## Begin Dataset entries

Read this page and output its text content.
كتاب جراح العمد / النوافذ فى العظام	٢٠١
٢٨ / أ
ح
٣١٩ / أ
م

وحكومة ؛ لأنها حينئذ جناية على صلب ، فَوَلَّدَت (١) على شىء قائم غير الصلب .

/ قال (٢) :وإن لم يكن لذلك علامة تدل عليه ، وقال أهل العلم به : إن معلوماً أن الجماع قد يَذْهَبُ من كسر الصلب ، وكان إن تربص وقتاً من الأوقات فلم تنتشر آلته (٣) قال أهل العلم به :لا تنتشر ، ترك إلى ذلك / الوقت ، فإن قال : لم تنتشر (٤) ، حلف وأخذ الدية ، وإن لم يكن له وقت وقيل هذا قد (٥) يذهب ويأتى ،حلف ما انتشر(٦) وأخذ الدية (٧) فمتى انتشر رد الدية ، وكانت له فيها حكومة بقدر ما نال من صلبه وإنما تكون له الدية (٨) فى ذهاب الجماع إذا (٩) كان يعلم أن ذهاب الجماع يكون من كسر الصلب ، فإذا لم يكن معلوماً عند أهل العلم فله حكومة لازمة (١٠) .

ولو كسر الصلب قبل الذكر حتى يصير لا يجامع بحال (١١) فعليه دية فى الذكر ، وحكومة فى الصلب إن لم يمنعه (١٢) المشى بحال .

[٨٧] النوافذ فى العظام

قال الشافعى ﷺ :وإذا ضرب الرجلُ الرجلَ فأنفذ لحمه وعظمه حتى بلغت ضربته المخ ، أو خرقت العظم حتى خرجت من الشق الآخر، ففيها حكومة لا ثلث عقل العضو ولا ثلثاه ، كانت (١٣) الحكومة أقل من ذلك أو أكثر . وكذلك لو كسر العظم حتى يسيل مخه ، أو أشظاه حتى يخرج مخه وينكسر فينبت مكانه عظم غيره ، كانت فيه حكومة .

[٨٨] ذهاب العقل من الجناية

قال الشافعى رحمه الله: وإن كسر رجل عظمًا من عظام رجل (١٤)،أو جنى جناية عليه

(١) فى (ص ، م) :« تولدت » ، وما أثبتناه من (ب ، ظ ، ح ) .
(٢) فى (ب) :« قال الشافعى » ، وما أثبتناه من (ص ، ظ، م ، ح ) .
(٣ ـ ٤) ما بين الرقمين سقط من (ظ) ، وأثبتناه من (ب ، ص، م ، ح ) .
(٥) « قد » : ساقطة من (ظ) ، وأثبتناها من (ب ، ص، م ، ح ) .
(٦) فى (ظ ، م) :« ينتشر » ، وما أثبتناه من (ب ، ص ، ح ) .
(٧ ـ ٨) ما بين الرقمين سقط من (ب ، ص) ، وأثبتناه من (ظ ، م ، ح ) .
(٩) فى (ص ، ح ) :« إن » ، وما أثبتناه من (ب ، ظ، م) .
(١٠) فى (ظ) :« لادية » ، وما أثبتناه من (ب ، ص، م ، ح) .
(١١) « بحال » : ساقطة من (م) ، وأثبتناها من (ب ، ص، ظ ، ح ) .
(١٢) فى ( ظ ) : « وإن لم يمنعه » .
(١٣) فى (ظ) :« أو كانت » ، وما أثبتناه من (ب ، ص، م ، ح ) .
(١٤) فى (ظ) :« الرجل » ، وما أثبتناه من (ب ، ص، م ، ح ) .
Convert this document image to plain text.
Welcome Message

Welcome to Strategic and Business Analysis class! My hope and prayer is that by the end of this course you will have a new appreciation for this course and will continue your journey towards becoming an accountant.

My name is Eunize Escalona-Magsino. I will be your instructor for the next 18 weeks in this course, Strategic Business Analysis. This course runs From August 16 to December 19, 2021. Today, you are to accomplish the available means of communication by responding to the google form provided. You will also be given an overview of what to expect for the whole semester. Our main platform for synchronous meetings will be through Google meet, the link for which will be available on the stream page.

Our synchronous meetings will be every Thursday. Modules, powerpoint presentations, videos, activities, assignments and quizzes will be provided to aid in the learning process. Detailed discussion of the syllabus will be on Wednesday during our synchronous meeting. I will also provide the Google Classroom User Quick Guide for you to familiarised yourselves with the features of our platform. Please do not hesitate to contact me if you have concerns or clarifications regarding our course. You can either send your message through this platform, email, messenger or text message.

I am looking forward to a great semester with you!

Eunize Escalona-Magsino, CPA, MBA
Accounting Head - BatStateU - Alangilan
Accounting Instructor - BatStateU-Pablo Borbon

## End Dataset entries

Task objective >>
Set down all of the data above, word for word.

Result below >>
Read this page and output its text content.
كتاب جراح العمد / النوافذ فى العظام	٢٠١
٢٨ / أ
ح
٣١٩ / أ
م

وحكومة ؛ لأنها حينئذ جناية على صلب ، فَوَلَّدَت (١) على شىء قائم غير الصلب .

/ قال (٢) :وإن لم يكن لذلك علامة تدل عليه ، وقال أهل العلم به : إن معلوماً أن الجماع قد يَذْهَبُ من كسر الصلب ، وكان إن تربص وقتاً من الأوقات فلم تنتشر آلته (٣) قال أهل العلم به :لا تنتشر ، ترك إلى ذلك / الوقت ، فإن قال : لم تنتشر (٤) ، حلف وأخذ الدية ، وإن لم يكن له وقت وقيل هذا قد (٥) يذهب ويأتى ،حلف ما انتشر(٦) وأخذ الدية (٧) فمتى انتشر رد الدية ، وكانت له فيها حكومة بقدر ما نال من صلبه وإنما تكون له الدية (٨) فى ذهاب الجماع إذا (٩) كان يعلم أن ذهاب الجماع يكون من كسر الصلب ، فإذا لم يكن معلوماً عند أهل العلم فله حكومة لازمة (١٠) .

ولو كسر الصلب قبل الذكر حتى يصير لا يجامع بحال (١١) فعليه دية فى الذكر ، وحكومة فى الصلب إن لم يمنعه (١٢) المشى بحال .

[٨٧] النوافذ فى العظام

قال الشافعى ﷺ :وإذا ضرب الرجلُ الرجلَ فأنفذ لحمه وعظمه حتى بلغت ضربته المخ ، أو خرقت العظم حتى خرجت من الشق الآخر، ففيها حكومة لا ثلث عقل العضو ولا ثلثاه ، كانت (١٣) الحكومة أقل من ذلك أو أكثر . وكذلك لو كسر العظم حتى يسيل مخه ، أو أشظاه حتى يخرج مخه وينكسر فينبت مكانه عظم غيره ، كانت فيه حكومة .

[٨٨] ذهاب العقل من الجناية

قال الشافعى رحمه الله: وإن كسر رجل عظمًا من عظام رجل (١٤)،أو جنى جناية عليه

(١) فى (ص ، م) :« تولدت » ، وما أثبتناه من (ب ، ظ ، ح ) .
(٢) فى (ب) :« قال الشافعى » ، وما أثبتناه من (ص ، ظ، م ، ح ) .
(٣ ـ ٤) ما بين الرقمين سقط من (ظ) ، وأثبتناه من (ب ، ص، م ، ح ) .
(٥) « قد » : ساقطة من (ظ) ، وأثبتناها من (ب ، ص، م ، ح ) .
(٦) فى (ظ ، م) :« ينتشر » ، وما أثبتناه من (ب ، ص ، ح ) .
(٧ ـ ٨) ما بين الرقمين سقط من (ب ، ص) ، وأثبتناه من (ظ ، م ، ح ) .
(٩) فى (ص ، ح ) :« إن » ، وما أثبتناه من (ب ، ظ، م) .
(١٠) فى (ظ) :« لادية » ، وما أثبتناه من (ب ، ص، م ، ح) .
(١١) « بحال » : ساقطة من (م) ، وأثبتناها من (ب ، ص، ظ ، ح ) .
(١٢) فى ( ظ ) : « وإن لم يمنعه » .
(١٣) فى (ظ) :« أو كانت » ، وما أثبتناه من (ب ، ص، م ، ح ) .
(١٤) فى (ظ) :« الرجل » ، وما أثبتناه من (ب ، ص، م ، ح ) .
Convert this document image to plain text.
Welcome Message

Welcome to Strategic and Business Analysis class! My hope and prayer is that by the end of this course you will have a new appreciation for this course and will continue your journey towards becoming an accountant.

My name is Eunize Escalona-Magsino. I will be your instructor for the next 18 weeks in this course, Strategic Business Analysis. This course runs From August 16 to December 19, 2021. Today, you are to accomplish the available means of communication by responding to the google form provided. You will also be given an overview of what to expect for the whole semester. Our main platform for synchronous meetings will be through Google meet, the link for which will be available on the stream page.

Our synchronous meetings will be every Thursday. Modules, powerpoint presentations, videos, activities, assignments and quizzes will be provided to aid in the learning process. Detailed discussion of the syllabus will be on Wednesday during our synchronous meeting. I will also provide the Google Classroom User Quick Guide for you to familiarised yourselves with the features of our platform. Please do not hesitate to contact me if you have concerns or clarifications regarding our course. You can either send your message through this platform, email, messenger or text message.

I am looking forward to a great semester with you!

Eunize Escalona-Magsino, CPA, MBA
Accounting Head - BatStateU - Alangilan
Accounting Instructor - BatStateU-Pablo Borbon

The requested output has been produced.